Work to be completed: Reproduce, unchanged, every line from the very start of the entries through the line containing "team-name: Belgium xyxy=(129,489,187,506)", including that line.
>> BEGIN Records provided
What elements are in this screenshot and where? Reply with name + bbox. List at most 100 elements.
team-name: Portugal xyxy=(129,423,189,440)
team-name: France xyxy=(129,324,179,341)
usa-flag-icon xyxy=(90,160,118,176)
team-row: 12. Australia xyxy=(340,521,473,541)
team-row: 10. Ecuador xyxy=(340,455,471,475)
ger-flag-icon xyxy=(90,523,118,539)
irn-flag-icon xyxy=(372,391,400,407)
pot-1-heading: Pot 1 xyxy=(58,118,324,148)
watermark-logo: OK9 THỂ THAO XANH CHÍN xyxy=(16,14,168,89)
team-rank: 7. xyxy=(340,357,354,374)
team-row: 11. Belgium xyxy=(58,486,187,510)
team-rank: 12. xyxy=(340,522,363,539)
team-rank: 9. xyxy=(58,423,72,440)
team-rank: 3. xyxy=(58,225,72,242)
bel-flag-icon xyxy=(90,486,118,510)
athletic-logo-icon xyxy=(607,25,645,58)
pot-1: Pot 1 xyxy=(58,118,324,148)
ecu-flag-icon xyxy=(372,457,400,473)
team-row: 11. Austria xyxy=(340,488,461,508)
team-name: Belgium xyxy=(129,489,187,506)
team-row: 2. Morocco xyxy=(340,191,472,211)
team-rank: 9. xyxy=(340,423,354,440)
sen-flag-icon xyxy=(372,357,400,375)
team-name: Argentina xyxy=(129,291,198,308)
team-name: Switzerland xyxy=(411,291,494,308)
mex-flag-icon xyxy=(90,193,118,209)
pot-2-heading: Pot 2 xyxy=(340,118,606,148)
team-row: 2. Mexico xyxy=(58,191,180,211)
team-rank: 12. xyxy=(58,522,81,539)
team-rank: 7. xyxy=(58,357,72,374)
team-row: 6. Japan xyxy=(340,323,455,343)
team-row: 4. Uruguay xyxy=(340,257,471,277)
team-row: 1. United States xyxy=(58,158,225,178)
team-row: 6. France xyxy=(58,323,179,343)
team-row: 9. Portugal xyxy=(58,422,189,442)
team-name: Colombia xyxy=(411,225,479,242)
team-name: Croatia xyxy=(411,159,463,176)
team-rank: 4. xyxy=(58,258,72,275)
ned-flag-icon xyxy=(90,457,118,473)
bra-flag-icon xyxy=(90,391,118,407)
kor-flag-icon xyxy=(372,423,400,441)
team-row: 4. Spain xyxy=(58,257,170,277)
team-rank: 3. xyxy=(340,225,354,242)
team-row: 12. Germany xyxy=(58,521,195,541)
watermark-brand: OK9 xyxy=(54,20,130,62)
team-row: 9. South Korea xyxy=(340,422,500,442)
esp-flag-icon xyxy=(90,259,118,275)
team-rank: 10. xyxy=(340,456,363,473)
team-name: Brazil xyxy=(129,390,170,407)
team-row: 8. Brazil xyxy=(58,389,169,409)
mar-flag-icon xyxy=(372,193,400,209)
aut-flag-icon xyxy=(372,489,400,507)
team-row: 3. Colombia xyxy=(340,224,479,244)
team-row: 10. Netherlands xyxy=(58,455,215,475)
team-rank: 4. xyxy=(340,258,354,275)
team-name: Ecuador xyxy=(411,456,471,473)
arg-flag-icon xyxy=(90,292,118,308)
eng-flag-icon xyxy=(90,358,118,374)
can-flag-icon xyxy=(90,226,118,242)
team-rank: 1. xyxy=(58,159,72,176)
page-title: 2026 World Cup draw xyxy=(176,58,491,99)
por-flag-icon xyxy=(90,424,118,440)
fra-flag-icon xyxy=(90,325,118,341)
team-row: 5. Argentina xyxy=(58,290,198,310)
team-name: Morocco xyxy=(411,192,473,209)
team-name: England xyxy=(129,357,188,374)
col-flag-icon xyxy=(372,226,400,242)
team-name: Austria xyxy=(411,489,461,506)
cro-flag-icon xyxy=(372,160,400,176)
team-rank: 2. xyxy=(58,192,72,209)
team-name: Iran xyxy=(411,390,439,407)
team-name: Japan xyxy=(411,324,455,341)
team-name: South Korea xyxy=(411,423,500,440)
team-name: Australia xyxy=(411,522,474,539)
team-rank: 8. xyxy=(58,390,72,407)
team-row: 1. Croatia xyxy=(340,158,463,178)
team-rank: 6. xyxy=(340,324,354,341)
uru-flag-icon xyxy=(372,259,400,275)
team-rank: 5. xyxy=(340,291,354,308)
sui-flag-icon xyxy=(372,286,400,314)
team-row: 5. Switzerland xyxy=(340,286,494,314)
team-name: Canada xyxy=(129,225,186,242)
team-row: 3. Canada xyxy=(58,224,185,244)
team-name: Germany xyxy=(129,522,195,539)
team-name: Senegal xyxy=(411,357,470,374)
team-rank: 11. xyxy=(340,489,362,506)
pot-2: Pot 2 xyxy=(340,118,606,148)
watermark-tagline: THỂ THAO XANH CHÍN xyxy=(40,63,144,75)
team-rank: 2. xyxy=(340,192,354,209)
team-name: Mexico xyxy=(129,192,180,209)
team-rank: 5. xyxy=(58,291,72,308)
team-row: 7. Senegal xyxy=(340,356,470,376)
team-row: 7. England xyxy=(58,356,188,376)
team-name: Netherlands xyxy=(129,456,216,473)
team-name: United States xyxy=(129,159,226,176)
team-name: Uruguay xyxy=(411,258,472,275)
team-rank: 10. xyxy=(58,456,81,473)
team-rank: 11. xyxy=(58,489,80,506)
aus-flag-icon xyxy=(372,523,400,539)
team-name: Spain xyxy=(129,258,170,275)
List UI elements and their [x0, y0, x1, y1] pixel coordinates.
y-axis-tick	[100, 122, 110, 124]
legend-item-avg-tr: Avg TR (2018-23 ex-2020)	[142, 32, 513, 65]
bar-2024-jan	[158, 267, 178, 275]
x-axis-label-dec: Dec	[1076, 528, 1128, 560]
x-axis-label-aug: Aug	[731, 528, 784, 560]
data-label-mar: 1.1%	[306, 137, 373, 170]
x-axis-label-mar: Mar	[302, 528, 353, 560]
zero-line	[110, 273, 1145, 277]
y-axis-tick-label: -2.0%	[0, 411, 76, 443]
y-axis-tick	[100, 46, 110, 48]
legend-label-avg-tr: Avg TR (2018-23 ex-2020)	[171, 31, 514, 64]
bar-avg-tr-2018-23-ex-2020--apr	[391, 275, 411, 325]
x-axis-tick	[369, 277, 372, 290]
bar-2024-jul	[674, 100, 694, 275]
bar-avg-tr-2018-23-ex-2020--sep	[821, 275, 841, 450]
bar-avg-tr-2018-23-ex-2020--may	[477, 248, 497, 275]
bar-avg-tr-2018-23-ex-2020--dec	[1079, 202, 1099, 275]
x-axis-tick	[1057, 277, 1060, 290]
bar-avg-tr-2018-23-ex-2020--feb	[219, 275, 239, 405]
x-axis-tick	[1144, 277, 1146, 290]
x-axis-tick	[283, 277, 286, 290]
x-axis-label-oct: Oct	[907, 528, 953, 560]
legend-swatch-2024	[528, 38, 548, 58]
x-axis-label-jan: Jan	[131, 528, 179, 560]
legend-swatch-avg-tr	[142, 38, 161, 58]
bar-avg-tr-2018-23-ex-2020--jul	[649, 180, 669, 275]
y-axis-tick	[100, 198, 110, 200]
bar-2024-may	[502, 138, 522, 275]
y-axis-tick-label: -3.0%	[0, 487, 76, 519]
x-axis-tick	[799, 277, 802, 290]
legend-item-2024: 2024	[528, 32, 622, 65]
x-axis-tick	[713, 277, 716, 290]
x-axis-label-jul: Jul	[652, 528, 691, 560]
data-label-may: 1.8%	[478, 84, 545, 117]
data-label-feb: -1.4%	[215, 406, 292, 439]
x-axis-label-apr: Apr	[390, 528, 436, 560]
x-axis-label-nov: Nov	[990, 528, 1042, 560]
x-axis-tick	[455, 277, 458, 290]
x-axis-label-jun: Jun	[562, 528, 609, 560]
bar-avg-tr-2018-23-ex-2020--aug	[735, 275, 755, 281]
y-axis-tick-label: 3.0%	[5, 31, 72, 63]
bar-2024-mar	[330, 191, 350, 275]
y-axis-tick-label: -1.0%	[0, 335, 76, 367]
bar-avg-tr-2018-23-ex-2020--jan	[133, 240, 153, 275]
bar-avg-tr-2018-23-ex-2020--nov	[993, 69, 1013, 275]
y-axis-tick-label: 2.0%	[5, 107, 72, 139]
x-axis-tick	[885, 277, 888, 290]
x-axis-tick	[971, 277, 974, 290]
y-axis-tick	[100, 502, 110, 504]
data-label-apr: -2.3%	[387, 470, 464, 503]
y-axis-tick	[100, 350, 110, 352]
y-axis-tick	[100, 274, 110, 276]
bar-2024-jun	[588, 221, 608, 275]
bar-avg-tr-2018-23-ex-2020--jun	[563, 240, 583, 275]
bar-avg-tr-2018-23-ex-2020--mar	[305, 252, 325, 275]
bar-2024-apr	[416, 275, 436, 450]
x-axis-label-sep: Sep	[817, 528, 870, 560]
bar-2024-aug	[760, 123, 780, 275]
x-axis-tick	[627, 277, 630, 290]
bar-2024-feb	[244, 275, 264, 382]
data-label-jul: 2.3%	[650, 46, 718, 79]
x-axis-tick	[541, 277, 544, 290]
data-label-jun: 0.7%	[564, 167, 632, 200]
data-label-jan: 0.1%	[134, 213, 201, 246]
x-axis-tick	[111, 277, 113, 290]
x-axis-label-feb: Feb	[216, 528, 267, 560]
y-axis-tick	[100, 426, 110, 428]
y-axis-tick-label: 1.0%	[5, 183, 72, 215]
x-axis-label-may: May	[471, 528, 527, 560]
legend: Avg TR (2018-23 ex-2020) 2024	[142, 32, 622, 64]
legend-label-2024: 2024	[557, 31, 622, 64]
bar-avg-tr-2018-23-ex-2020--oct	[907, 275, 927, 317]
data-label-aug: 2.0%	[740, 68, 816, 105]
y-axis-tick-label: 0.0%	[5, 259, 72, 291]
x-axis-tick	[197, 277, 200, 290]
>> END Records provided
Task output:
What elements are in this screenshot and where? Reply with name + bbox. List at most 100 elements.
team-name: Portugal xyxy=(129,423,189,440)
team-name: France xyxy=(129,324,179,341)
usa-flag-icon xyxy=(90,160,118,176)
team-row: 12. Australia xyxy=(340,521,473,541)
team-row: 10. Ecuador xyxy=(340,455,471,475)
ger-flag-icon xyxy=(90,523,118,539)
irn-flag-icon xyxy=(372,391,400,407)
pot-1-heading: Pot 1 xyxy=(58,118,324,148)
watermark-logo: OK9 THỂ THAO XANH CHÍN xyxy=(16,14,168,89)
team-rank: 7. xyxy=(340,357,354,374)
team-row: 11. Belgium xyxy=(58,486,187,510)
team-rank: 12. xyxy=(340,522,363,539)
team-rank: 9. xyxy=(58,423,72,440)
team-rank: 3. xyxy=(58,225,72,242)
bel-flag-icon xyxy=(90,486,118,510)
athletic-logo-icon xyxy=(607,25,645,58)
pot-1: Pot 1 xyxy=(58,118,324,148)
ecu-flag-icon xyxy=(372,457,400,473)
team-row: 11. Austria xyxy=(340,488,461,508)
team-name: Belgium xyxy=(129,489,187,506)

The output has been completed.